== Data for the task

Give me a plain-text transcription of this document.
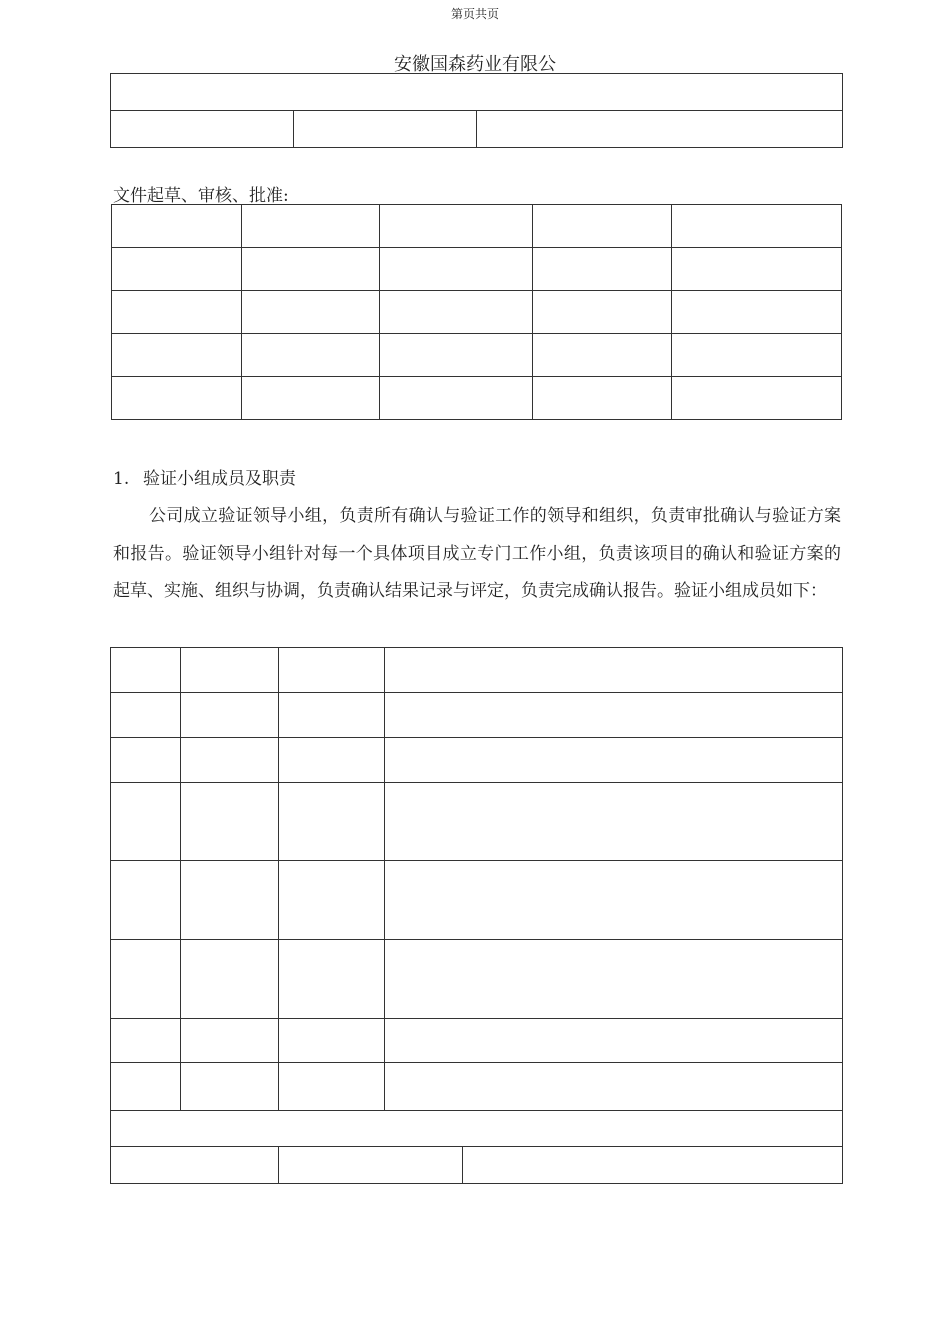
第页共页
安徽国森药业有限公

文件起草、审核、批准:

1. 验证小组成员及职责

公司成立验证领导小组，负责所有确认与验证工作的领导和组织，负责审批确认与验证方案和报告。验证领导小组针对每一个具体项目成立专门工作小组，负责该项目的确认和验证方案的起草、实施、组织与协调，负责确认结果记录与评定，负责完成确认报告。验证小组成员如下：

====

**Do this**
Leave out the pictures and copy the rest of the material above exactly.

**Exercise result**
Give me a plain-text transcription of this document.
第页共页
安徽国森药业有限公

文件起草、审核、批准:

1. 验证小组成员及职责

公司成立验证领导小组，负责所有确认与验证工作的领导和组织，负责审批确认与验证方案和报告。验证领导小组针对每一个具体项目成立专门工作小组，负责该项目的确认和验证方案的起草、实施、组织与协调，负责确认结果记录与评定，负责完成确认报告。验证小组成员如下：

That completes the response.